### TASK DESCRIPTION
Produce an exact copy of all the data below, dropping every image.

+--

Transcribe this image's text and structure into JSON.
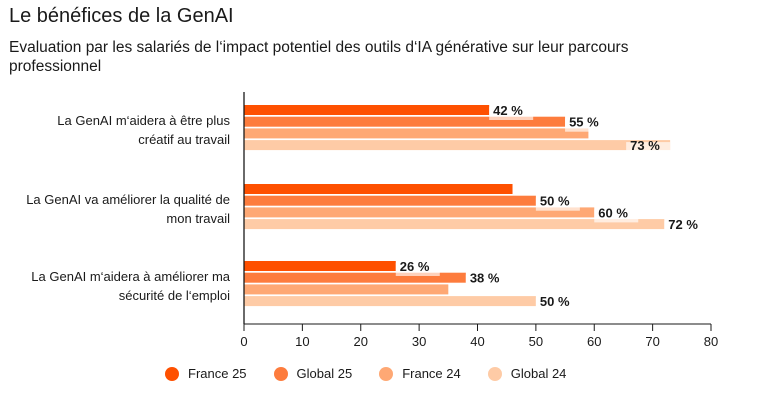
{
  "header": {
    "title": "Le bénéfices de la GenAI",
    "subtitle": "Evaluation par les salariés de l‘impact potentiel des outils d‘IA générative sur leur parcours professionnel"
  },
  "chart_data": {
    "type": "bar",
    "orientation": "horizontal",
    "title": "Le bénéfices de la GenAI",
    "subtitle": "Evaluation par les salariés de l‘impact potentiel des outils d‘IA générative sur leur parcours professionnel",
    "categories": [
      "La GenAI m‘aidera à être plus créatif au travail",
      "La GenAI va améliorer la qualité de mon travail",
      "La GenAI m‘aidera à améliorer ma sécurité de l‘emploi"
    ],
    "category_lines": [
      [
        "La GenAI m‘aidera à être plus",
        "créatif au travail"
      ],
      [
        "La GenAI va améliorer la qualité de",
        "mon travail"
      ],
      [
        "La GenAI m‘aidera à améliorer ma",
        "sécurité de l‘emploi"
      ]
    ],
    "series": [
      {
        "name": "France 25",
        "color": "#fe5000",
        "values": [
          42,
          46,
          26
        ],
        "labels": [
          "42 %",
          null,
          "26 %"
        ]
      },
      {
        "name": "Global 25",
        "color": "#fd7c3d",
        "values": [
          55,
          50,
          38
        ],
        "labels": [
          "55 %",
          "50 %",
          "38 %"
        ]
      },
      {
        "name": "France 24",
        "color": "#fea874",
        "values": [
          59,
          60,
          35
        ],
        "labels": [
          null,
          "60 %",
          null
        ]
      },
      {
        "name": "Global 24",
        "color": "#fecba6",
        "values": [
          73,
          72,
          50
        ],
        "labels": [
          "73 %",
          "72 %",
          "50 %"
        ]
      }
    ],
    "xlim": [
      0,
      80
    ],
    "xticks": [
      0,
      10,
      20,
      30,
      40,
      50,
      60,
      70,
      80
    ],
    "xlabel": "",
    "ylabel": "",
    "grid": false,
    "legend_position": "bottom"
  }
}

+--

### REPLY TO THE EXERCISE
Transcribe this image's text and structure into JSON.
{
  "header": {
    "title": "Le bénéfices de la GenAI",
    "subtitle": "Evaluation par les salariés de l‘impact potentiel des outils d‘IA générative sur leur parcours professionnel"
  },
  "chart_data": {
    "type": "bar",
    "orientation": "horizontal",
    "title": "Le bénéfices de la GenAI",
    "subtitle": "Evaluation par les salariés de l‘impact potentiel des outils d‘IA générative sur leur parcours professionnel",
    "categories": [
      "La GenAI m‘aidera à être plus créatif au travail",
      "La GenAI va améliorer la qualité de mon travail",
      "La GenAI m‘aidera à améliorer ma sécurité de l‘emploi"
    ],
    "category_lines": [
      [
        "La GenAI m‘aidera à être plus",
        "créatif au travail"
      ],
      [
        "La GenAI va améliorer la qualité de",
        "mon travail"
      ],
      [
        "La GenAI m‘aidera à améliorer ma",
        "sécurité de l‘emploi"
      ]
    ],
    "series": [
      {
        "name": "France 25",
        "color": "#fe5000",
        "values": [
          42,
          46,
          26
        ],
        "labels": [
          "42 %",
          null,
          "26 %"
        ]
      },
      {
        "name": "Global 25",
        "color": "#fd7c3d",
        "values": [
          55,
          50,
          38
        ],
        "labels": [
          "55 %",
          "50 %",
          "38 %"
        ]
      },
      {
        "name": "France 24",
        "color": "#fea874",
        "values": [
          59,
          60,
          35
        ],
        "labels": [
          null,
          "60 %",
          null
        ]
      },
      {
        "name": "Global 24",
        "color": "#fecba6",
        "values": [
          73,
          72,
          50
        ],
        "labels": [
          "73 %",
          "72 %",
          "50 %"
        ]
      }
    ],
    "xlim": [
      0,
      80
    ],
    "xticks": [
      0,
      10,
      20,
      30,
      40,
      50,
      60,
      70,
      80
    ],
    "xlabel": "",
    "ylabel": "",
    "grid": false,
    "legend_position": "bottom"
  }
}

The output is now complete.